<<<<

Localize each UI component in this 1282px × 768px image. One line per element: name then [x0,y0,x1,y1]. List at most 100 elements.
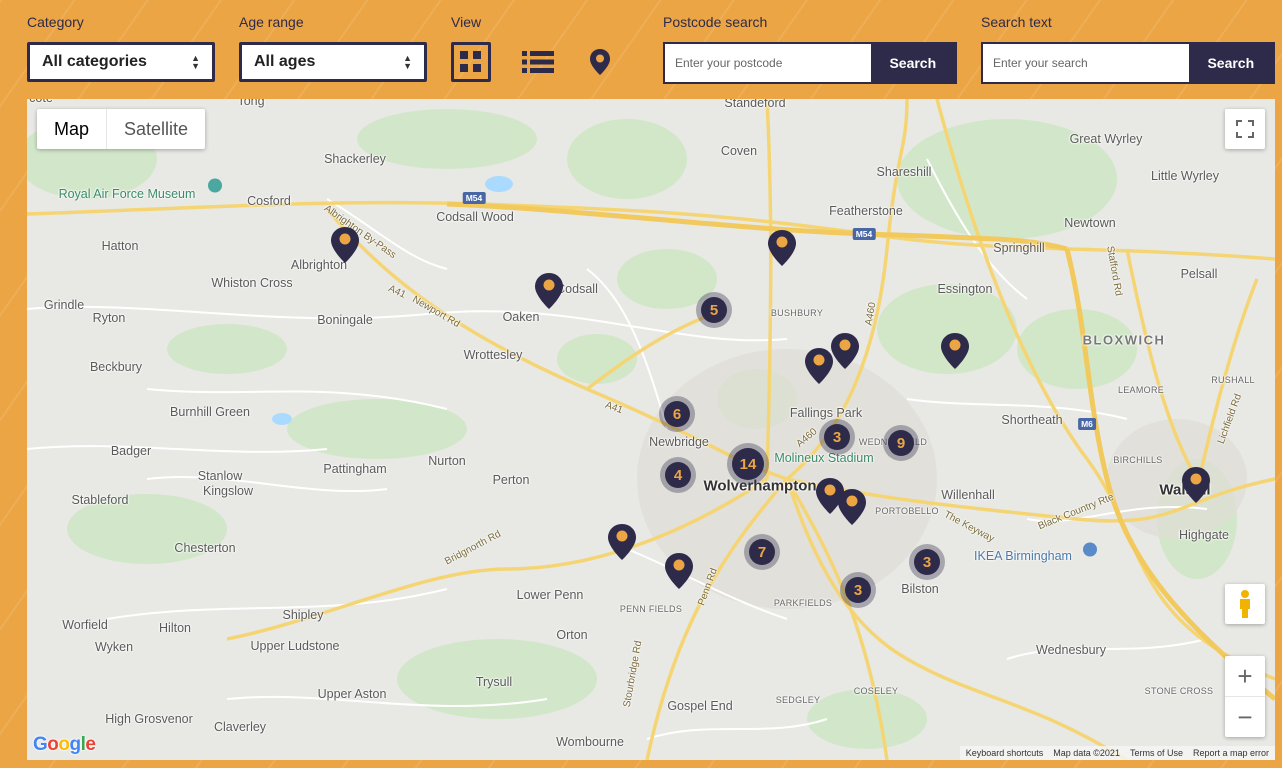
place-label: Shackerley [324,152,386,166]
age-range-select[interactable]: All ages ▲ ▼ [239,42,427,82]
place-label: PENN FIELDS [619,604,683,614]
place-label: Stableford [71,493,129,507]
place-label: Newtown [1064,216,1116,230]
place-label: Cosford [247,194,291,208]
postcode-input[interactable] [665,44,871,82]
map-pin-view-icon [590,49,610,75]
place-label: Willenhall [941,488,995,502]
map-marker[interactable] [1181,466,1211,504]
select-arrows-icon: ▲ ▼ [403,53,412,71]
map-marker[interactable] [607,523,637,561]
map-pin-icon [535,273,563,309]
age-range-select-value: All ages [254,53,316,70]
fullscreen-icon [1236,120,1254,138]
map-marker[interactable] [767,229,797,267]
place-label: Grindle [43,298,85,312]
place-label: Burnhill Green [170,405,250,419]
place-label: Ryton [92,311,126,325]
map-marker[interactable] [664,552,694,590]
place-label: Newbridge [649,435,709,449]
map-view-button[interactable] [580,42,620,82]
map-marker[interactable] [330,226,360,264]
place-label: Wrottesley [463,348,523,362]
select-arrows-icon: ▲ ▼ [191,53,200,71]
keyboard-shortcuts-link[interactable]: Keyboard shortcuts [966,748,1044,758]
place-label: Nurton [428,454,466,468]
map-type-map-button[interactable]: Map [37,109,108,149]
place-label: Wombourne [556,735,624,749]
list-view-button[interactable] [518,42,558,82]
view-label: View [451,14,482,30]
place-label: Boningale [317,313,373,327]
place-label: Tong [237,99,265,108]
list-view-icon [522,51,554,73]
map-type-satellite-button[interactable]: Satellite [107,109,205,149]
text-search-button[interactable]: Search [1188,44,1273,82]
map-type-control: Map Satellite [37,109,206,149]
place-label: Standeford [724,99,786,110]
place-label: BLOXWICH [1082,332,1166,348]
place-label: Fallings Park [789,406,863,420]
place-label: Gospel End [667,699,733,713]
map-cluster[interactable]: 9 [883,425,919,461]
place-label: Essington [937,282,993,296]
place-label: Great Wyrley [1069,132,1143,146]
map-canvas[interactable]: Standeford Tong Coven Great Wyrley Shack… [27,99,1275,760]
postcode-search-button[interactable]: Search [870,44,955,82]
place-label: Oaken [502,310,540,324]
map-marker[interactable] [940,332,970,370]
motorway-shield: M54 [852,228,876,240]
map-marker[interactable] [830,332,860,370]
postcode-search-group: Search [663,42,957,84]
map-cluster[interactable]: 6 [659,396,695,432]
postcode-search-label: Postcode search [663,14,768,30]
map-marker[interactable] [534,272,564,310]
map-data-text: Map data ©2021 [1053,748,1120,758]
place-label: Badger [110,444,152,458]
grid-view-button[interactable] [451,42,491,82]
map-attribution: Keyboard shortcuts Map data ©2021 Terms … [959,746,1275,760]
map-cluster[interactable]: 5 [696,292,732,328]
map-cluster[interactable]: 3 [909,544,945,580]
map-cluster[interactable]: 7 [744,534,780,570]
place-label: Wednesbury [1036,643,1106,657]
pegman-icon [1240,590,1250,618]
map-cluster[interactable]: 4 [660,457,696,493]
place-label: LEAMORE [1117,385,1165,395]
search-text-input[interactable] [983,44,1189,82]
place-label: RUSHALL [1211,375,1255,385]
place-label: Wyken [94,640,134,654]
place-label: Chesterton [174,541,236,555]
place-label: Featherstone [829,204,903,218]
map-cluster[interactable]: 3 [840,572,876,608]
place-label: Shareshill [876,165,932,179]
place-label: Claverley [213,720,267,734]
map-pin-icon [768,230,796,266]
place-label: COSELEY [853,686,899,696]
place-label: BUSHBURY [770,308,824,318]
terms-link[interactable]: Terms of Use [1130,748,1183,758]
map-marker[interactable] [837,488,867,526]
report-error-link[interactable]: Report a map error [1193,748,1269,758]
place-label: Upper Ludstone [250,639,340,653]
place-label: Springhill [993,241,1045,255]
place-label: Shortheath [1001,413,1063,427]
place-label: Whiston Cross [211,276,293,290]
place-label: Highgate [1178,528,1230,542]
poi-shop-icon [1083,542,1097,560]
category-select[interactable]: All categories ▲ ▼ [27,42,215,82]
category-label: Category [27,14,84,30]
map-pin-icon [838,489,866,525]
fullscreen-button[interactable] [1225,109,1265,149]
map-cluster[interactable]: 14 [727,443,769,485]
category-select-value: All categories [42,53,147,70]
map-cluster[interactable]: 3 [819,419,855,455]
street-view-button[interactable] [1225,584,1265,624]
zoom-control: + − [1225,656,1265,737]
place-label: Stanlow [197,469,243,483]
place-label: STONE CROSS [1144,686,1214,696]
zoom-in-button[interactable]: + [1225,656,1265,697]
motorway-shield: M54 [462,192,486,204]
zoom-out-button[interactable]: − [1225,697,1265,737]
place-label: Codsall Wood [436,210,514,224]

>>>>

**Opdracht**. Schrijf de regels van alle items hierboven precies zo over, maar laat de afbeeldingen weg.

**Resultaat**.
Localize each UI component in this 1282px × 768px image. One line per element: name then [x0,y0,x1,y1]. List at most 100 elements.
place-label: Shackerley [324,152,386,166]
age-range-select[interactable]: All ages ▲ ▼ [239,42,427,82]
place-label: PENN FIELDS [619,604,683,614]
place-label: Stableford [71,493,129,507]
place-label: Newtown [1064,216,1116,230]
place-label: Cosford [247,194,291,208]
postcode-input[interactable] [665,44,871,82]
map-pin-view-icon [590,49,610,75]
place-label: Willenhall [941,488,995,502]
map-marker[interactable] [1181,466,1211,504]
select-arrows-icon: ▲ ▼ [403,53,412,71]
map-marker[interactable] [607,523,637,561]
map-pin-icon [535,273,563,309]
age-range-select-value: All ages [254,53,316,70]
fullscreen-icon [1236,120,1254,138]
map-marker[interactable] [767,229,797,267]
place-label: Grindle [43,298,85,312]
place-label: Burnhill Green [170,405,250,419]
place-label: Ryton [92,311,126,325]
map-marker[interactable] [664,552,694,590]
place-label: Newbridge [649,435,709,449]
map-view-button[interactable] [580,42,620,82]
map-marker[interactable] [330,226,360,264]
place-label: Wrottesley [463,348,523,362]
select-arrows-icon: ▲ ▼ [191,53,200,71]
keyboard-shortcuts-link[interactable]: Keyboard shortcuts [966,748,1044,758]
place-label: Nurton [428,454,466,468]
map-type-map-button[interactable]: Map [37,109,108,149]
place-label: Wombourne [556,735,624,749]
list-view-button[interactable] [518,42,558,82]
view-label: View [451,14,482,30]
place-label: Boningale [317,313,373,327]
place-label: Tong [237,99,265,108]
list-view-icon [522,51,554,73]
map-type-satellite-button[interactable]: Satellite [107,109,205,149]
text-search-button[interactable]: Search [1188,44,1273,82]
map-type-control: Map Satellite [37,109,206,149]
place-label: Standeford [724,99,786,110]
place-label: BLOXWICH [1082,332,1166,348]
place-label: Fallings Park [789,406,863,420]
place-label: Gospel End [667,699,733,713]
map-cluster[interactable]: 9 [883,425,919,461]
place-label: Essington [937,282,993,296]
place-label: Great Wyrley [1069,132,1143,146]
map-canvas[interactable]: Standeford Tong Coven Great Wyrley Shack… [27,99,1275,760]
postcode-search-button[interactable]: Search [870,44,955,82]
place-label: Oaken [502,310,540,324]
map-marker[interactable] [940,332,970,370]
motorway-shield: M54 [852,228,876,240]
map-marker[interactable] [830,332,860,370]
postcode-search-group: Search [663,42,957,84]
map-cluster[interactable]: 6 [659,396,695,432]
postcode-search-label: Postcode search [663,14,768,30]
map-marker[interactable] [534,272,564,310]
map-data-text: Map data ©2021 [1053,748,1120,758]
place-label: Badger [110,444,152,458]
grid-view-button[interactable] [451,42,491,82]
map-attribution: Keyboard shortcuts Map data ©2021 Terms … [959,746,1275,760]
map-cluster[interactable]: 5 [696,292,732,328]
map-cluster[interactable]: 3 [909,544,945,580]
map-cluster[interactable]: 7 [744,534,780,570]
place-label: Wednesbury [1036,643,1106,657]
pegman-icon [1240,590,1250,618]
map-cluster[interactable]: 4 [660,457,696,493]
place-label: LEAMORE [1117,385,1165,395]
search-text-input[interactable] [983,44,1189,82]
place-label: RUSHALL [1211,375,1255,385]
place-label: Wyken [94,640,134,654]
place-label: Chesterton [174,541,236,555]
place-label: Featherstone [829,204,903,218]
map-cluster[interactable]: 3 [840,572,876,608]
place-label: Shareshill [876,165,932,179]
place-label: Claverley [213,720,267,734]
map-pin-icon [768,230,796,266]
place-label: COSELEY [853,686,899,696]
place-label: BUSHBURY [770,308,824,318]
terms-link[interactable]: Terms of Use [1130,748,1183,758]
map-marker[interactable] [837,488,867,526]
report-error-link[interactable]: Report a map error [1193,748,1269,758]
place-label: Upper Ludstone [250,639,340,653]
place-label: Springhill [993,241,1045,255]
place-label: Shortheath [1001,413,1063,427]
place-label: Whiston Cross [211,276,293,290]
place-label: Highgate [1178,528,1230,542]
poi-shop-icon [1083,542,1097,560]
category-select[interactable]: All categories ▲ ▼ [27,42,215,82]
category-label: Category [27,14,84,30]
map-pin-icon [838,489,866,525]
fullscreen-button[interactable] [1225,109,1265,149]
map-cluster[interactable]: 14 [727,443,769,485]
category-select-value: All categories [42,53,147,70]
map-cluster[interactable]: 3 [819,419,855,455]
street-view-button[interactable] [1225,584,1265,624]
zoom-control: + − [1225,656,1265,737]
place-label: Stanlow [197,469,243,483]
place-label: STONE CROSS [1144,686,1214,696]
zoom-in-button[interactable]: + [1225,656,1265,697]
motorway-shield: M54 [462,192,486,204]
zoom-out-button[interactable]: − [1225,697,1265,737]
place-label: Codsall Wood [436,210,514,224]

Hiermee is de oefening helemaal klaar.